1

I have a multi-file (3 .cpp files and 2 .h files) C++ code that uses new, new[], delete, and delete[] operators to allocate large chunks of memory and performs some floating point operations (requires division by sqrt()). The program compiles and runs well with regular g++ and produces the required output. I now want to convert it to RISC-V instructions.

  1. I first used the GNU RISC-V compiler toolchain to compile the program with following command:

    riscv32-unknown-elf-g++ -w -march=rv32imafc -mabi=ilp32f -DPREALLOCATE=1 -mcmodel=medany -fno-common -static -Iinclude/ f1.cpp f2.cpp f3.cpp -o executable

    here executable is the compiled binary file.

  2. Since no errors are thrown at compile time, I proceeded to run the whisper simulator as follows:

    whisper --isa imafc --target executable --logfile mylog --profileinst prfl

    where mylog and prfl are output file paths.

  3. The log file generated exceeds 6 GB in size and it doesn't terminate, so I assume that it is stuck in some infinite loop.

  4. I tried adding the _start() function and tohost variable which didn't work either (same problem as 3 above). [based on suggestion here]

  5. I generated an object dump for executable and captured the (hex) addresses of starting address of main(), its ending address and address of tohost and passed them as parameters to --startpc, --endpc and --tohost respectively, in which case, the program was aborted after 64 illegal operations and ~300 MB of log file.

I think I am making some mistake. Kindly help me fix this issue or share the correct steps to generate the RISC-V assembly instructions for my C++ program.

# Objective
In the post about compiling C++ for RISC-V, how many illegal operations did the program hit before it was aborted when the start, end and tohost addresses were passed in? The lines after this have no connection to the post about running C++ code on RISC-V.

# Record extracts
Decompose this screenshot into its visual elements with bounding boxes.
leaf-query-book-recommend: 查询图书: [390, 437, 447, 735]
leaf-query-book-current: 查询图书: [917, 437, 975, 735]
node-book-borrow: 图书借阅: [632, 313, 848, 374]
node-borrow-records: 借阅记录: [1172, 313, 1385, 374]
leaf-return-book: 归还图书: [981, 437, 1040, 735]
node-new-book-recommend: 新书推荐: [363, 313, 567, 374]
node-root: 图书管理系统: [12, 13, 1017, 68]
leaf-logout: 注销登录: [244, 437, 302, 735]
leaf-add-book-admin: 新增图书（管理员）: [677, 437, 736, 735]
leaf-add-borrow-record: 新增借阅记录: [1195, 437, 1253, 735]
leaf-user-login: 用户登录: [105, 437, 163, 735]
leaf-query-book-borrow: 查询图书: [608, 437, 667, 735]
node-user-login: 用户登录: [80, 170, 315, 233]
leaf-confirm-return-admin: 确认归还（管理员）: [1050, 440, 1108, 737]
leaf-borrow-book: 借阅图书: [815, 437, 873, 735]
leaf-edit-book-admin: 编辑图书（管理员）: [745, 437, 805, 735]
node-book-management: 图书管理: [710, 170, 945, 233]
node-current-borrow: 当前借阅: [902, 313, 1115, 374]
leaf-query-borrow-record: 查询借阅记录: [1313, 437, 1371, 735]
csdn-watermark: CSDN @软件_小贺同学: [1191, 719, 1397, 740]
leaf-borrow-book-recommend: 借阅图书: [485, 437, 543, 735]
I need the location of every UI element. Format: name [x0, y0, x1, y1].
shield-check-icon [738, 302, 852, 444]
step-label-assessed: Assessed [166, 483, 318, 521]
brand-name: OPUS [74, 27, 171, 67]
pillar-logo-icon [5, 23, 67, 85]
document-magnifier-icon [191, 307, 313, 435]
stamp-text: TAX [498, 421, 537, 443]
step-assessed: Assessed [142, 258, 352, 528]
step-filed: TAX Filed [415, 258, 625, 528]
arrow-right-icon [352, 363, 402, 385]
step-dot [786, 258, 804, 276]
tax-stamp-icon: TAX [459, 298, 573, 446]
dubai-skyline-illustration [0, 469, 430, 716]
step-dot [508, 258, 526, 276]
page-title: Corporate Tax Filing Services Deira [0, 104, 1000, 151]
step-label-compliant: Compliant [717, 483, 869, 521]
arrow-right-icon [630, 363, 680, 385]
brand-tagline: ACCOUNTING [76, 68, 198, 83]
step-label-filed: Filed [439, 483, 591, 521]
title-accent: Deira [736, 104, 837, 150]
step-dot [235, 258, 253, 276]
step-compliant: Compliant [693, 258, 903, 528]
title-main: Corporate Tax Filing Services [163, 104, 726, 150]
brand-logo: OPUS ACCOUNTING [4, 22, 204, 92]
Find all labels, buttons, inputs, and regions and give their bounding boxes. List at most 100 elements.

* * *

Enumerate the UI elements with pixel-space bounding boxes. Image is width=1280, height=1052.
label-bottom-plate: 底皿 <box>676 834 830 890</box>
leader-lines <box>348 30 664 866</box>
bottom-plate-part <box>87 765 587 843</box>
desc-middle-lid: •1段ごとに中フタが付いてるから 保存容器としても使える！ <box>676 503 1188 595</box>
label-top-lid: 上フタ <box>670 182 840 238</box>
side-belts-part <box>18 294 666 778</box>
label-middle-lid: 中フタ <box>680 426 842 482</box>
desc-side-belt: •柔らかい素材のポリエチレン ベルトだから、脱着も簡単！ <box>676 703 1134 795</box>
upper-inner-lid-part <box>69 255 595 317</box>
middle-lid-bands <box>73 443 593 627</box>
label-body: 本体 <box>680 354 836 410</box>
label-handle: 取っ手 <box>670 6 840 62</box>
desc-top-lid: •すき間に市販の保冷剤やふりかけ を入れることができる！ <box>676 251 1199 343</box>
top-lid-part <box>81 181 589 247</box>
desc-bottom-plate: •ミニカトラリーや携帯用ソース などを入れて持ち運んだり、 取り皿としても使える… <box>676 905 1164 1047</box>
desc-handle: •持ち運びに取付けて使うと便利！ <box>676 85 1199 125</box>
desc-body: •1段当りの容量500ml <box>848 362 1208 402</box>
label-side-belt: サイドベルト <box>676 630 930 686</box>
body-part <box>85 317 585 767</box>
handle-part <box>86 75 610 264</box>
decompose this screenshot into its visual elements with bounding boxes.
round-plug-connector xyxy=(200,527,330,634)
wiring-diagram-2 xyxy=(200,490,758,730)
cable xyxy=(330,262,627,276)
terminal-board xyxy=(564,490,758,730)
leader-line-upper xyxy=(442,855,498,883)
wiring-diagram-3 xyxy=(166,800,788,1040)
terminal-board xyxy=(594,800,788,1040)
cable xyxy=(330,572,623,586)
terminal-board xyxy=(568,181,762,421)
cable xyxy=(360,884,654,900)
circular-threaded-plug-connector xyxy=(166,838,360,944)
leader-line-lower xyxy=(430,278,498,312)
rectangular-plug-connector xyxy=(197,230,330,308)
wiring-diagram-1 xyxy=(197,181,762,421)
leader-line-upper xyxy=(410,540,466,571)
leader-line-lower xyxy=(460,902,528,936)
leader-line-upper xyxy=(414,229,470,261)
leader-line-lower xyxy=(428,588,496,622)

...

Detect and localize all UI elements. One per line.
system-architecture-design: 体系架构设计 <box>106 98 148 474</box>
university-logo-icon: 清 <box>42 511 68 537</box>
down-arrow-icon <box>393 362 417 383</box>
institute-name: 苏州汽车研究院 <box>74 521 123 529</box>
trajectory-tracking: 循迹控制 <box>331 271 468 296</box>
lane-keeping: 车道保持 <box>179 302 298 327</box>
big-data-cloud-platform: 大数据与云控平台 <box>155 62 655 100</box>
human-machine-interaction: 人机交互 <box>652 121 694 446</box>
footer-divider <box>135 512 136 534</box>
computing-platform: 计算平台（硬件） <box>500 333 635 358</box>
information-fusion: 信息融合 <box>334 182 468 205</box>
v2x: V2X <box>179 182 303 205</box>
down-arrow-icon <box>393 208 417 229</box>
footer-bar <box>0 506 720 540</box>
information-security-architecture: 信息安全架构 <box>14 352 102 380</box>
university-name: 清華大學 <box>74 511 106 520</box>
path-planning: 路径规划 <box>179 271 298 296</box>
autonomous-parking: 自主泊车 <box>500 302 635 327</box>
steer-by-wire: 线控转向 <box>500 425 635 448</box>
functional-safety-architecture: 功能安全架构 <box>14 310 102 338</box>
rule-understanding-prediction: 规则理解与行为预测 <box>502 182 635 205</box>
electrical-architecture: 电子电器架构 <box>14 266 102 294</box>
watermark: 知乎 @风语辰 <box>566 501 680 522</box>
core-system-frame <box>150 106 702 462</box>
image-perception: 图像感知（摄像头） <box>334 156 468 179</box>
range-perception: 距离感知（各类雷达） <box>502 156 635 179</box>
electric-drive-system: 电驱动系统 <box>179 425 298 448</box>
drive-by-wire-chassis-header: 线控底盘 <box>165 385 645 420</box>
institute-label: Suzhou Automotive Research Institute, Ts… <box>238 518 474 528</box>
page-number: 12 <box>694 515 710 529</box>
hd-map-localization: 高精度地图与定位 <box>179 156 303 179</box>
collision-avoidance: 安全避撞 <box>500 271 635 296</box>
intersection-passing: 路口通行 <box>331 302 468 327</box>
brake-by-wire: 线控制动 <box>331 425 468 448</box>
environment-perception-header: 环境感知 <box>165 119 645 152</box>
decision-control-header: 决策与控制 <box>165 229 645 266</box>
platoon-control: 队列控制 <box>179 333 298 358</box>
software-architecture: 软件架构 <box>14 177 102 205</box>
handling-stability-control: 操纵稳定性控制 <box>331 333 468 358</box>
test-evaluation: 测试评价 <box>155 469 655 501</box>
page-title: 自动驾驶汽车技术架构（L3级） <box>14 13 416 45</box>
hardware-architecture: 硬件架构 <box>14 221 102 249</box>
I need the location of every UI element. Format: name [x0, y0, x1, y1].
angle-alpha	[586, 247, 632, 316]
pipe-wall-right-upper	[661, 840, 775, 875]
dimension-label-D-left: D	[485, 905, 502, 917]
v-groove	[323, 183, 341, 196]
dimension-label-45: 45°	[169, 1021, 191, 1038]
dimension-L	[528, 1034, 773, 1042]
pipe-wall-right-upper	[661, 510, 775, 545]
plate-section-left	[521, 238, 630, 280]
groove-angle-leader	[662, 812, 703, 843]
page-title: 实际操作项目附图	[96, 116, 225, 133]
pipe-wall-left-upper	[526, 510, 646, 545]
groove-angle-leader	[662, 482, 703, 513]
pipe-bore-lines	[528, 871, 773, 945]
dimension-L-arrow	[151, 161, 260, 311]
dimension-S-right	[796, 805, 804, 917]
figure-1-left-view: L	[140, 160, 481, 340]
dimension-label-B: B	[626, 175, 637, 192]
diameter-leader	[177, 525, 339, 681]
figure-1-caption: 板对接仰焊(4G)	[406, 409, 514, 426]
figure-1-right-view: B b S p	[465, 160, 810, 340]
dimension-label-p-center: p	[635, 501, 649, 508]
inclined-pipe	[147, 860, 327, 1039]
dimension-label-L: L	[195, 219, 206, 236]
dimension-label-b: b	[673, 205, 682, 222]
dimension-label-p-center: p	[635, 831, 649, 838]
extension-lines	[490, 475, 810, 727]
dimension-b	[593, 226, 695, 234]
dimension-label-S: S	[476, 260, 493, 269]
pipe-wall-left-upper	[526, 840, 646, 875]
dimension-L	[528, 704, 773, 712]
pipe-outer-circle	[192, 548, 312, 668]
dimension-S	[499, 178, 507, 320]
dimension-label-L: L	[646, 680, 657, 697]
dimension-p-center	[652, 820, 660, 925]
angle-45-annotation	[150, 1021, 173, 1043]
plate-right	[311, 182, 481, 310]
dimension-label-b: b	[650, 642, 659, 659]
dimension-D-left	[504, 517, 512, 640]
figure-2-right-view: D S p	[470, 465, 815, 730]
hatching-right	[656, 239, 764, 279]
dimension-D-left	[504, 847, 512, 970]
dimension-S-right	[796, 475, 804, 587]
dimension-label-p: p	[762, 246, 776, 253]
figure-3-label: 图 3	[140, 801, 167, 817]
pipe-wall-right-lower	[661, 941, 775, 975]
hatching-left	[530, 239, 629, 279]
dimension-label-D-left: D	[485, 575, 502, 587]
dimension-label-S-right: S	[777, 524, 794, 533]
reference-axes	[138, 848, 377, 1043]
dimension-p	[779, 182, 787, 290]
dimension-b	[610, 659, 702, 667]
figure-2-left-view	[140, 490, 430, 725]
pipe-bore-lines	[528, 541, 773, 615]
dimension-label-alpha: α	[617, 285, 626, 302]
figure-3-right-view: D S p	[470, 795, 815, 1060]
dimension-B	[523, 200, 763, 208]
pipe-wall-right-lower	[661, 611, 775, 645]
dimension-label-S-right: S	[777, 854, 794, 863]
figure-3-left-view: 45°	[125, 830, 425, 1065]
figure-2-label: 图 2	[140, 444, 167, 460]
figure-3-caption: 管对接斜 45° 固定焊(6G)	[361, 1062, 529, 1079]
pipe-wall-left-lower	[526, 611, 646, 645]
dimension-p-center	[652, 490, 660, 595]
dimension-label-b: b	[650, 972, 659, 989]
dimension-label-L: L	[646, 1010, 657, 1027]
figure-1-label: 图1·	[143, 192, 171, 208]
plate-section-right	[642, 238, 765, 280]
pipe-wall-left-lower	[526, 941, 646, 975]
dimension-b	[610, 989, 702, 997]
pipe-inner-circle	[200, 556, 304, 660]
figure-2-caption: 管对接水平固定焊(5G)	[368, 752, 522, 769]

# Answer to this exercise
64 illegal operations.